* **TASK DESCRIPTION**: Print the line that contains "What's the underlying" and every line after it through the last line of the records below, exactly as written and nothing else.
* BEGIN *
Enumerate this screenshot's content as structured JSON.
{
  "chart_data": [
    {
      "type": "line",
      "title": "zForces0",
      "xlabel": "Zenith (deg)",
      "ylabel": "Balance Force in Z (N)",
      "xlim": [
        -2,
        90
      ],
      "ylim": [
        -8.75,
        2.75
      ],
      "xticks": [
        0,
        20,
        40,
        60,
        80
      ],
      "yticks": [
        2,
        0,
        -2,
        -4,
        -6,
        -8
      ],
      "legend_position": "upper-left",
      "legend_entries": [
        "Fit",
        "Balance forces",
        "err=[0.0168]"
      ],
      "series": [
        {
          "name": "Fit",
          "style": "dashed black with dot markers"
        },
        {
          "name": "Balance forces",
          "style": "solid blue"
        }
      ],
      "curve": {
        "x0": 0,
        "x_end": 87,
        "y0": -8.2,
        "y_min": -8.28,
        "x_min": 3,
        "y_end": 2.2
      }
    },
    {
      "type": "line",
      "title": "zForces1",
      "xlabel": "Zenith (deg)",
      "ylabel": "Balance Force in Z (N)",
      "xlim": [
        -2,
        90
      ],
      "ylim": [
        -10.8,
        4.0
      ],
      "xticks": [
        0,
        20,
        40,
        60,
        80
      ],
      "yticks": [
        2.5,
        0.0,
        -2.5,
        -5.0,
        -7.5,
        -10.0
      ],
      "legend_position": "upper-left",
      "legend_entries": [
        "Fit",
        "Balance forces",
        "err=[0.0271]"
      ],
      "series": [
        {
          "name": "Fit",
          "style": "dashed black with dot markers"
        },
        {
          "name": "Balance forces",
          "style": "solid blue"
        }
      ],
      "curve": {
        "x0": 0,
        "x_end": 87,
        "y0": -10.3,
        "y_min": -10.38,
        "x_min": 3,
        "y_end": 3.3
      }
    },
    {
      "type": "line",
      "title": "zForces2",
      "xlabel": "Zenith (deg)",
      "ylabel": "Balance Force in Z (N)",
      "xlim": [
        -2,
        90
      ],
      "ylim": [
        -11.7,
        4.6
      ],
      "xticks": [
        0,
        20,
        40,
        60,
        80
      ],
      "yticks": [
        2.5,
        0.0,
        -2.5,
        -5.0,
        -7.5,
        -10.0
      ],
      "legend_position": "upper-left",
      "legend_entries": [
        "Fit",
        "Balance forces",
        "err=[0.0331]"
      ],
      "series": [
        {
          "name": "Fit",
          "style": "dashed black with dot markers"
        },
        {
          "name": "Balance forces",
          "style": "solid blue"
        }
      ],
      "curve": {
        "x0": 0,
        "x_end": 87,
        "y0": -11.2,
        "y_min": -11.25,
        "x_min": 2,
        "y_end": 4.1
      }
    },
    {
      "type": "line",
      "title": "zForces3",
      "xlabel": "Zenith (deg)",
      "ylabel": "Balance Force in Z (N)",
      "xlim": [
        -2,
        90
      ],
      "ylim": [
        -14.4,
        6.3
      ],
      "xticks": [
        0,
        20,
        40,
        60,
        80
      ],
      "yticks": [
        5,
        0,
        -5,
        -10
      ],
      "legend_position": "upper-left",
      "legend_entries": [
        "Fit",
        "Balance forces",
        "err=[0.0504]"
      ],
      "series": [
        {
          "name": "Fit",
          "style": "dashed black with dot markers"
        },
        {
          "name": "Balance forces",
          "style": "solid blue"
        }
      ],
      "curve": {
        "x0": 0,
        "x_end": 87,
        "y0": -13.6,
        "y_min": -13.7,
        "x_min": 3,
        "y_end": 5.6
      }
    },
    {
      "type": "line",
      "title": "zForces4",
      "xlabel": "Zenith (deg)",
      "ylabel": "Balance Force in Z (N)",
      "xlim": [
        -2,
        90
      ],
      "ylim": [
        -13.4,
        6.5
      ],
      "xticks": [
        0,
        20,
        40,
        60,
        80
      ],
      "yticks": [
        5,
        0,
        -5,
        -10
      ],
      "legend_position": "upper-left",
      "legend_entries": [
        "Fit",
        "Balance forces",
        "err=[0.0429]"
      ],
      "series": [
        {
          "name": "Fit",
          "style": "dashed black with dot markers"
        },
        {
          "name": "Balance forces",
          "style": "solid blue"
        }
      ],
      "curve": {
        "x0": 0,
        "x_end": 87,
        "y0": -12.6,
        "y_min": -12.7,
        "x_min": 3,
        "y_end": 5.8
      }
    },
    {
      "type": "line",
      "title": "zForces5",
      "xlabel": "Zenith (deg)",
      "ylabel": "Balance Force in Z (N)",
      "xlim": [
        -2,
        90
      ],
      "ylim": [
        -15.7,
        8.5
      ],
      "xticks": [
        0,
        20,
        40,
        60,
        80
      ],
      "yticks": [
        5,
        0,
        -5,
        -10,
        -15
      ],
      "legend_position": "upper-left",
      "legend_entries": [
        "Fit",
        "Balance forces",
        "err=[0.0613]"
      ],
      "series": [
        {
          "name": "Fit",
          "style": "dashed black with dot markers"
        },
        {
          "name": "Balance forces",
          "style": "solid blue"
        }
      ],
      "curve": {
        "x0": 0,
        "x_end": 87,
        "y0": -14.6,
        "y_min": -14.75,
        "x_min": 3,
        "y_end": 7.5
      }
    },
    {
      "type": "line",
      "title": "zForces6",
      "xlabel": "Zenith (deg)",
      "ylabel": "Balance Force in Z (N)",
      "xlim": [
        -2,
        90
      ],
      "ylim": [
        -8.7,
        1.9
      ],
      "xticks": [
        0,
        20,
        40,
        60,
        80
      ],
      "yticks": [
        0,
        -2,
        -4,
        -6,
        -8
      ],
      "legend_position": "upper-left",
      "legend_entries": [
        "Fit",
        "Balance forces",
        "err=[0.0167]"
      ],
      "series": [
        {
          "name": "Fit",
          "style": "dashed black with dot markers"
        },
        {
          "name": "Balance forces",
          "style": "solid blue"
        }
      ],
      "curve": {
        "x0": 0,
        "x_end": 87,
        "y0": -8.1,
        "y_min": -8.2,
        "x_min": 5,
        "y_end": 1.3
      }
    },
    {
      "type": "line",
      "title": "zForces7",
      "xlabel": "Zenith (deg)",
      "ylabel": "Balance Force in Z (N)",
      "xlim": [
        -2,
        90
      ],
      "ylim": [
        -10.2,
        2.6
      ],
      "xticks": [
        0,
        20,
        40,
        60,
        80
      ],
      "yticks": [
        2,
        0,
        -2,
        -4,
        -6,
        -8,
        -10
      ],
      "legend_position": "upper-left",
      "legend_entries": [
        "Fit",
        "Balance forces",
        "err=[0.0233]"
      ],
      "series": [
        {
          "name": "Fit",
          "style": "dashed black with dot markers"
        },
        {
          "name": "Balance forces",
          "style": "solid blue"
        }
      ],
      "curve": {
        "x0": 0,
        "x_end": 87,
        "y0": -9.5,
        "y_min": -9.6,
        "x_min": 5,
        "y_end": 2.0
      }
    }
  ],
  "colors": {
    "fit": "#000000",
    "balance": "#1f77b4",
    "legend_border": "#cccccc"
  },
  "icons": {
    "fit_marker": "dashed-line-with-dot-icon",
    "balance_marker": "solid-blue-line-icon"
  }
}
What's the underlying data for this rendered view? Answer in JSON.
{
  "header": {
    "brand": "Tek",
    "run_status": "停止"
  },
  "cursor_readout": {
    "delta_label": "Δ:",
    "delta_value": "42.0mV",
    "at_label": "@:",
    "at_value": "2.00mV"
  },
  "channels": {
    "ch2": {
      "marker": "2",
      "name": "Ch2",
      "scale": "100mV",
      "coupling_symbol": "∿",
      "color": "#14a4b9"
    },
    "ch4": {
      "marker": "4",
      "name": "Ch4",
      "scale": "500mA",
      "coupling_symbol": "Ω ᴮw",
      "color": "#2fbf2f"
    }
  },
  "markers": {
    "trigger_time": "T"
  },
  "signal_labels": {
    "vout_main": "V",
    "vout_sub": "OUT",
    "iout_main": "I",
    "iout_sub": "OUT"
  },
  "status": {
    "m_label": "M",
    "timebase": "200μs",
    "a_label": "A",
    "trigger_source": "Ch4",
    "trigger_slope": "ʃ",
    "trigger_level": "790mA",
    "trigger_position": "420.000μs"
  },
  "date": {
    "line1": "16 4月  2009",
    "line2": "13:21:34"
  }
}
* END *
* **SOLUTION FOR THIS EXERCISE**:
What's the underlying data for this rendered view? Answer in JSON.
{
  "header": {
    "brand": "Tek",
    "run_status": "停止"
  },
  "cursor_readout": {
    "delta_label": "Δ:",
    "delta_value": "42.0mV",
    "at_label": "@:",
    "at_value": "2.00mV"
  },
  "channels": {
    "ch2": {
      "marker": "2",
      "name": "Ch2",
      "scale": "100mV",
      "coupling_symbol": "∿",
      "color": "#14a4b9"
    },
    "ch4": {
      "marker": "4",
      "name": "Ch4",
      "scale": "500mA",
      "coupling_symbol": "Ω ᴮw",
      "color": "#2fbf2f"
    }
  },
  "markers": {
    "trigger_time": "T"
  },
  "signal_labels": {
    "vout_main": "V",
    "vout_sub": "OUT",
    "iout_main": "I",
    "iout_sub": "OUT"
  },
  "status": {
    "m_label": "M",
    "timebase": "200μs",
    "a_label": "A",
    "trigger_source": "Ch4",
    "trigger_slope": "ʃ",
    "trigger_level": "790mA",
    "trigger_position": "420.000μs"
  },
  "date": {
    "line1": "16 4月  2009",
    "line2": "13:21:34"
  }
}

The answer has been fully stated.